Transcribe the records below exactly, leaving out any pictures.
+ + + +
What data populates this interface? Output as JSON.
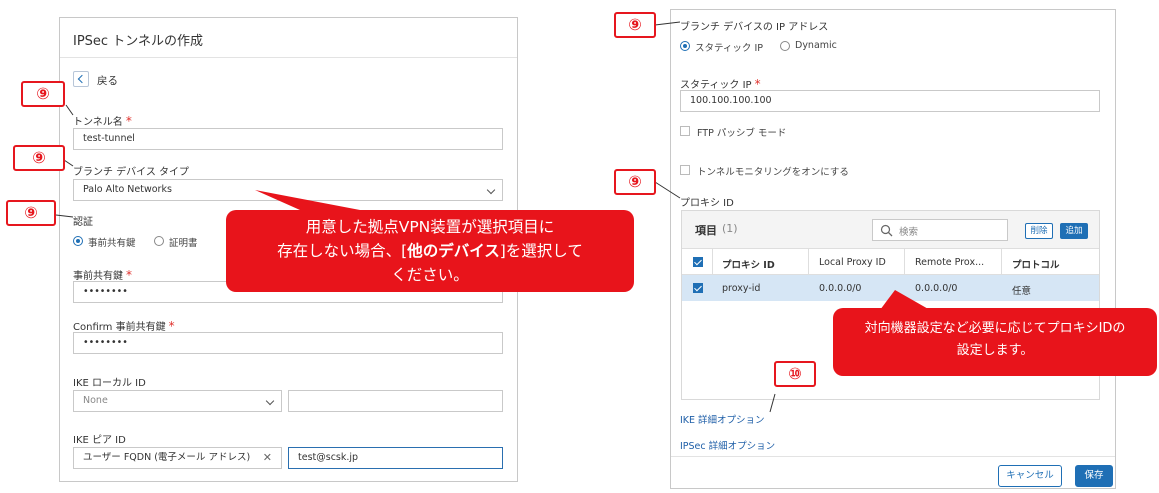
{
  "left": {
    "title": "IPSec トンネルの作成",
    "back_label": "戻る",
    "tunnel_name_label": "トンネル名",
    "tunnel_name_value": "test-tunnel",
    "branch_type_label": "ブランチ デバイス タイプ",
    "branch_type_value": "Palo Alto Networks",
    "auth_label": "認証",
    "auth_options": [
      "事前共有鍵",
      "証明書"
    ],
    "psk_label": "事前共有鍵",
    "psk_value": "••••••••",
    "confirm_label": "Confirm 事前共有鍵",
    "confirm_value": "••••••••",
    "ike_local_label": "IKE ローカル ID",
    "ike_local_value": "None",
    "ike_peer_label": "IKE ピア ID",
    "ike_peer_type": "ユーザー FQDN (電子メール アドレス)",
    "ike_peer_value": "test@scsk.jp"
  },
  "right": {
    "branch_ip_label": "ブランチ デバイスの IP アドレス",
    "ip_options": [
      "スタティック IP",
      "Dynamic"
    ],
    "static_ip_label": "スタティック IP",
    "static_ip_value": "100.100.100.100",
    "ftp_label": "FTP パッシブ モード",
    "tunnel_monitor_label": "トンネルモニタリングをオンにする",
    "proxy_label": "プロキシ ID",
    "items_label": "項目",
    "items_count": "(1)",
    "search_placeholder": "検索",
    "delete_label": "削除",
    "add_label": "追加",
    "columns": [
      "プロキシ ID",
      "Local Proxy ID",
      "Remote Prox...",
      "プロトコル"
    ],
    "rows": [
      [
        "proxy-id",
        "0.0.0.0/0",
        "0.0.0.0/0",
        "任意"
      ]
    ],
    "ike_adv_link": "IKE 詳細オプション",
    "ipsec_adv_link": "IPSec 詳細オプション",
    "cancel_label": "キャンセル",
    "save_label": "保存"
  },
  "annotations": {
    "tag9": "⑨",
    "tag10": "⑩",
    "callout1_line1": "用意した拠点VPN装置が選択項目に",
    "callout1_line2_a": "存在しない場合、[",
    "callout1_line2_b": "他のデバイス",
    "callout1_line2_c": "]を選択して",
    "callout1_line3": "ください。",
    "callout2_line1": "対向機器設定など必要に応じてプロキシIDの",
    "callout2_line2": "設定します。"
  },
  "colors": {
    "accent": "#1f6fb5",
    "annotation": "#e6171e",
    "selected_row": "#d6e6f5"
  }
}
+ + + +
__Correct output__
What data populates this interface? Output as JSON.
{
  "left": {
    "title": "IPSec トンネルの作成",
    "back_label": "戻る",
    "tunnel_name_label": "トンネル名",
    "tunnel_name_value": "test-tunnel",
    "branch_type_label": "ブランチ デバイス タイプ",
    "branch_type_value": "Palo Alto Networks",
    "auth_label": "認証",
    "auth_options": [
      "事前共有鍵",
      "証明書"
    ],
    "psk_label": "事前共有鍵",
    "psk_value": "••••••••",
    "confirm_label": "Confirm 事前共有鍵",
    "confirm_value": "••••••••",
    "ike_local_label": "IKE ローカル ID",
    "ike_local_value": "None",
    "ike_peer_label": "IKE ピア ID",
    "ike_peer_type": "ユーザー FQDN (電子メール アドレス)",
    "ike_peer_value": "test@scsk.jp"
  },
  "right": {
    "branch_ip_label": "ブランチ デバイスの IP アドレス",
    "ip_options": [
      "スタティック IP",
      "Dynamic"
    ],
    "static_ip_label": "スタティック IP",
    "static_ip_value": "100.100.100.100",
    "ftp_label": "FTP パッシブ モード",
    "tunnel_monitor_label": "トンネルモニタリングをオンにする",
    "proxy_label": "プロキシ ID",
    "items_label": "項目",
    "items_count": "(1)",
    "search_placeholder": "検索",
    "delete_label": "削除",
    "add_label": "追加",
    "columns": [
      "プロキシ ID",
      "Local Proxy ID",
      "Remote Prox...",
      "プロトコル"
    ],
    "rows": [
      [
        "proxy-id",
        "0.0.0.0/0",
        "0.0.0.0/0",
        "任意"
      ]
    ],
    "ike_adv_link": "IKE 詳細オプション",
    "ipsec_adv_link": "IPSec 詳細オプション",
    "cancel_label": "キャンセル",
    "save_label": "保存"
  },
  "annotations": {
    "tag9": "⑨",
    "tag10": "⑩",
    "callout1_line1": "用意した拠点VPN装置が選択項目に",
    "callout1_line2_a": "存在しない場合、[",
    "callout1_line2_b": "他のデバイス",
    "callout1_line2_c": "]を選択して",
    "callout1_line3": "ください。",
    "callout2_line1": "対向機器設定など必要に応じてプロキシIDの",
    "callout2_line2": "設定します。"
  },
  "colors": {
    "accent": "#1f6fb5",
    "annotation": "#e6171e",
    "selected_row": "#d6e6f5"
  }
}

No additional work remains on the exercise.